▶ **Exercise details**: Gather all lines in the entries below that include the word "median".

━━━━━ Input

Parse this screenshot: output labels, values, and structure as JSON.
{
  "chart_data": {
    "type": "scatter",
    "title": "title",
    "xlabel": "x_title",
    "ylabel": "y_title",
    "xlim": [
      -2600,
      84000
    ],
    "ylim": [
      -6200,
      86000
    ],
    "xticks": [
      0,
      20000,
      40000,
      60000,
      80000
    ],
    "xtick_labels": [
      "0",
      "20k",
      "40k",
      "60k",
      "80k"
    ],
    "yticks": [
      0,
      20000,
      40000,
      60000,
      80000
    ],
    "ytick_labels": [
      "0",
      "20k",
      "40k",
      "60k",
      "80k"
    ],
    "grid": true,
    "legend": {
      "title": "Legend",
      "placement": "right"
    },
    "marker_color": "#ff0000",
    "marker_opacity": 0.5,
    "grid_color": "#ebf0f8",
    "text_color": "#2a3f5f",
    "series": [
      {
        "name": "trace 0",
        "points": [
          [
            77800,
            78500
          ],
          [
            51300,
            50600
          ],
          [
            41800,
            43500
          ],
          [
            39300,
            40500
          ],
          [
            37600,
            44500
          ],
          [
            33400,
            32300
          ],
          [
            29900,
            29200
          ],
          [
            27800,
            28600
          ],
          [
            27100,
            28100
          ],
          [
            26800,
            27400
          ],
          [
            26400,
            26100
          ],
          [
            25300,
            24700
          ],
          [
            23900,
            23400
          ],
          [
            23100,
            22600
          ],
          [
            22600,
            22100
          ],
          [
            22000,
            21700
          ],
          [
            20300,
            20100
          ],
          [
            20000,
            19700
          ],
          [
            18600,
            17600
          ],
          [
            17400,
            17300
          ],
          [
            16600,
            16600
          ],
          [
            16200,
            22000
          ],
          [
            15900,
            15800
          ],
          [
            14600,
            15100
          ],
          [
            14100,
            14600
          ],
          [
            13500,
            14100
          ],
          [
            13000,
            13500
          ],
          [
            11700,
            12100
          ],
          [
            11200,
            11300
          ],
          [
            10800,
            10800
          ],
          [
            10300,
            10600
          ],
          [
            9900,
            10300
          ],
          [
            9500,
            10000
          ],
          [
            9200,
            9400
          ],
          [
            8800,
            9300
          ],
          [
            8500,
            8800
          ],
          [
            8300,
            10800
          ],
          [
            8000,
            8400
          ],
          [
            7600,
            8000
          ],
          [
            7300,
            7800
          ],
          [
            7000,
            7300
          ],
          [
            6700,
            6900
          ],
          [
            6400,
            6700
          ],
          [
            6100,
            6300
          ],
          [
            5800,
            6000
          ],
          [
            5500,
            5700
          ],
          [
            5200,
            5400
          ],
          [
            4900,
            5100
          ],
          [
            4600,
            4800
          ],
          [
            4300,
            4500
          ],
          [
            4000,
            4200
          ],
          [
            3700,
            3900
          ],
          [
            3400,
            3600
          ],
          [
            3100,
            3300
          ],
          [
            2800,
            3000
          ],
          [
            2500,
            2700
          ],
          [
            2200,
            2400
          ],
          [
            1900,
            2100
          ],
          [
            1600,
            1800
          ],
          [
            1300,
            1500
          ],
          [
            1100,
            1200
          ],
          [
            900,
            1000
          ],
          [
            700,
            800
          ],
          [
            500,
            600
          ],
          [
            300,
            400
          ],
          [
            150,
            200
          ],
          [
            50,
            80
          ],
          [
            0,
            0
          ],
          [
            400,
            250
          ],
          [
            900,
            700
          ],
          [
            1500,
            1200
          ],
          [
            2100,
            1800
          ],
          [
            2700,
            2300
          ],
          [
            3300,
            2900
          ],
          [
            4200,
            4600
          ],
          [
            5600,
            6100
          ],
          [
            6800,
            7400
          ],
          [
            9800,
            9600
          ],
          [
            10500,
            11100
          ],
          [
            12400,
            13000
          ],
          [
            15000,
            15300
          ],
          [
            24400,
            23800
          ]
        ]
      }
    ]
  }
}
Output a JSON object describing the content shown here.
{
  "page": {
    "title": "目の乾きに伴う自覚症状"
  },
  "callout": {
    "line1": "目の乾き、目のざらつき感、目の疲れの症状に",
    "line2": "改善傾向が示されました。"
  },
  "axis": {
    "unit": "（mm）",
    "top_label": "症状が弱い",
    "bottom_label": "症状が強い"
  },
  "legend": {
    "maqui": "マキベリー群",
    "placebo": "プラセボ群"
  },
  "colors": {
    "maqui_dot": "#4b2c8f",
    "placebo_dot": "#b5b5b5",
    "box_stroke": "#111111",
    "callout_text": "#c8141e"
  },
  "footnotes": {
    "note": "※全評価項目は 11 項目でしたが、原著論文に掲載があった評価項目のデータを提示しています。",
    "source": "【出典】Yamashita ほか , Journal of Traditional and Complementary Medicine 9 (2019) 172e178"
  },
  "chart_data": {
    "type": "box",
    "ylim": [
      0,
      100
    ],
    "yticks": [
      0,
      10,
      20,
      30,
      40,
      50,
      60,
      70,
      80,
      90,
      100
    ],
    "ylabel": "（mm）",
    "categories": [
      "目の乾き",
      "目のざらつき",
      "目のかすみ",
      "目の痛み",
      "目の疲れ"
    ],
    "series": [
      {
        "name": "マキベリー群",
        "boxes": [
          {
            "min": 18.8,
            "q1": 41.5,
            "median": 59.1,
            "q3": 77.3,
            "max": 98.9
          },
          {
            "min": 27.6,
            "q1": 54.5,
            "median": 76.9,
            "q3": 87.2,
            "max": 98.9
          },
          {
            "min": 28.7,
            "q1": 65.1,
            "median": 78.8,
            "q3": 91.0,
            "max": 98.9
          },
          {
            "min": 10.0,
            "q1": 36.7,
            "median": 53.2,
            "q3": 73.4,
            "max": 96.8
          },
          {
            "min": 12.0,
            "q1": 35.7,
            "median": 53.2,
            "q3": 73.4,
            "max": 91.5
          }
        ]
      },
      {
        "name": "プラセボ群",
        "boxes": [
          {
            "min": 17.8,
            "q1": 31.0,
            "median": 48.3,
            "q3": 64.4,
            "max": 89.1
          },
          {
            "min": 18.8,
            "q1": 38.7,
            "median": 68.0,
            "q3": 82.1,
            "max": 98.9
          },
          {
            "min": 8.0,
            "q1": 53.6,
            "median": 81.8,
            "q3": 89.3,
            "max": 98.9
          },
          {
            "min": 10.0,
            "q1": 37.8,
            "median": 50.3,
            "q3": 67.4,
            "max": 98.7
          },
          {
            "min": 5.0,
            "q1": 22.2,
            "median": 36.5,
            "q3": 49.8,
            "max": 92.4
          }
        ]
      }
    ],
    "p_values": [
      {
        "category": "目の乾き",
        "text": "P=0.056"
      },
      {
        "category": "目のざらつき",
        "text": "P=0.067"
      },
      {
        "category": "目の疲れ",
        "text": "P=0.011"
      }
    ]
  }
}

━━━━━━━━━━

▶ **The solution**:
            "median": 59.1,
            "median": 76.9,
            "median": 78.8,
            "median": 53.2,
            "median": 53.2,
            "median": 48.3,
            "median": 68.0,
            "median": 81.8,
            "median": 50.3,
            "median": 36.5,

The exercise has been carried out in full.